··· Stored data

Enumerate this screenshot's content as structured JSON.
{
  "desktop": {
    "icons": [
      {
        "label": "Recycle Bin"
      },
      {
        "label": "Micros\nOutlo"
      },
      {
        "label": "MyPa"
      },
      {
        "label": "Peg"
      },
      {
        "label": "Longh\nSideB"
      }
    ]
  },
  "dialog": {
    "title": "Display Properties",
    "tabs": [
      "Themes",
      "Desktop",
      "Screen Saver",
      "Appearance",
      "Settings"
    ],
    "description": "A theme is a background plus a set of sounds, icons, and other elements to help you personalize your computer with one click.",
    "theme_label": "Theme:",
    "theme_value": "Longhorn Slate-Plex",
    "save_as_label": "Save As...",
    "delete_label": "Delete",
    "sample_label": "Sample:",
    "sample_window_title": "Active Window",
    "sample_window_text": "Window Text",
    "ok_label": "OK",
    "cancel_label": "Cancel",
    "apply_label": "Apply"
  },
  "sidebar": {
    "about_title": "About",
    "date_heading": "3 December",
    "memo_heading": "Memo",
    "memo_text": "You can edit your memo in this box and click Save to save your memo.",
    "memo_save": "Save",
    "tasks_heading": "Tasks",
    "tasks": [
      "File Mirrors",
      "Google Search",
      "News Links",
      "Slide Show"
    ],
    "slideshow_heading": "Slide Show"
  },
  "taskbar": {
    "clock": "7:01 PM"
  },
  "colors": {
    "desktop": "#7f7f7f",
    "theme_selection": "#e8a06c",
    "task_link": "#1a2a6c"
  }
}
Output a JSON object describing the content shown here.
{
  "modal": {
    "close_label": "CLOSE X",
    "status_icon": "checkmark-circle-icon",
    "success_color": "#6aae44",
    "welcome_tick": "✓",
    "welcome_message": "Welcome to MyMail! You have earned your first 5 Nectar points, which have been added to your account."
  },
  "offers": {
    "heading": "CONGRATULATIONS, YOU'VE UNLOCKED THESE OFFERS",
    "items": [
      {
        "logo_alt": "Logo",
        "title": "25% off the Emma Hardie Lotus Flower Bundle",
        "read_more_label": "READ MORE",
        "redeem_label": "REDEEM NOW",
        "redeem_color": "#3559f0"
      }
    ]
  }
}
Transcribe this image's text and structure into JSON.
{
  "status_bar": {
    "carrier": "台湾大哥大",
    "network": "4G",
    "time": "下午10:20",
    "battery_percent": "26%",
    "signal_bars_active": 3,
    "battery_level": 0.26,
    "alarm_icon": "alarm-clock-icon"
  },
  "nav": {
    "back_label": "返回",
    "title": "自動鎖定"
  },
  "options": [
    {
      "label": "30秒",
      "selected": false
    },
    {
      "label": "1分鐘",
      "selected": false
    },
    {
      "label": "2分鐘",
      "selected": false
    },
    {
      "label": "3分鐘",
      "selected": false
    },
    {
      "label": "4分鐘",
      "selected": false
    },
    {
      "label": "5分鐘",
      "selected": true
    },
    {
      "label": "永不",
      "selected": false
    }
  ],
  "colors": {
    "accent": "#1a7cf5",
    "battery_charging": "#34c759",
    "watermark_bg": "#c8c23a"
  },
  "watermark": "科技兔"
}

······

• [Written task]: Faithfully reproduce all of the records, character for character.

• [Response to the task]:
Enumerate this screenshot's content as structured JSON.
{
  "desktop": {
    "icons": [
      {
        "label": "Recycle Bin"
      },
      {
        "label": "Micros\nOutlo"
      },
      {
        "label": "MyPa"
      },
      {
        "label": "Peg"
      },
      {
        "label": "Longh\nSideB"
      }
    ]
  },
  "dialog": {
    "title": "Display Properties",
    "tabs": [
      "Themes",
      "Desktop",
      "Screen Saver",
      "Appearance",
      "Settings"
    ],
    "description": "A theme is a background plus a set of sounds, icons, and other elements to help you personalize your computer with one click.",
    "theme_label": "Theme:",
    "theme_value": "Longhorn Slate-Plex",
    "save_as_label": "Save As...",
    "delete_label": "Delete",
    "sample_label": "Sample:",
    "sample_window_title": "Active Window",
    "sample_window_text": "Window Text",
    "ok_label": "OK",
    "cancel_label": "Cancel",
    "apply_label": "Apply"
  },
  "sidebar": {
    "about_title": "About",
    "date_heading": "3 December",
    "memo_heading": "Memo",
    "memo_text": "You can edit your memo in this box and click Save to save your memo.",
    "memo_save": "Save",
    "tasks_heading": "Tasks",
    "tasks": [
      "File Mirrors",
      "Google Search",
      "News Links",
      "Slide Show"
    ],
    "slideshow_heading": "Slide Show"
  },
  "taskbar": {
    "clock": "7:01 PM"
  },
  "colors": {
    "desktop": "#7f7f7f",
    "theme_selection": "#e8a06c",
    "task_link": "#1a2a6c"
  }
}
Output a JSON object describing the content shown here.
{
  "modal": {
    "close_label": "CLOSE X",
    "status_icon": "checkmark-circle-icon",
    "success_color": "#6aae44",
    "welcome_tick": "✓",
    "welcome_message": "Welcome to MyMail! You have earned your first 5 Nectar points, which have been added to your account."
  },
  "offers": {
    "heading": "CONGRATULATIONS, YOU'VE UNLOCKED THESE OFFERS",
    "items": [
      {
        "logo_alt": "Logo",
        "title": "25% off the Emma Hardie Lotus Flower Bundle",
        "read_more_label": "READ MORE",
        "redeem_label": "REDEEM NOW",
        "redeem_color": "#3559f0"
      }
    ]
  }
}
Transcribe this image's text and structure into JSON.
{
  "status_bar": {
    "carrier": "台湾大哥大",
    "network": "4G",
    "time": "下午10:20",
    "battery_percent": "26%",
    "signal_bars_active": 3,
    "battery_level": 0.26,
    "alarm_icon": "alarm-clock-icon"
  },
  "nav": {
    "back_label": "返回",
    "title": "自動鎖定"
  },
  "options": [
    {
      "label": "30秒",
      "selected": false
    },
    {
      "label": "1分鐘",
      "selected": false
    },
    {
      "label": "2分鐘",
      "selected": false
    },
    {
      "label": "3分鐘",
      "selected": false
    },
    {
      "label": "4分鐘",
      "selected": false
    },
    {
      "label": "5分鐘",
      "selected": true
    },
    {
      "label": "永不",
      "selected": false
    }
  ],
  "colors": {
    "accent": "#1a7cf5",
    "battery_charging": "#34c759",
    "watermark_bg": "#c8c23a"
  },
  "watermark": "科技兔"
}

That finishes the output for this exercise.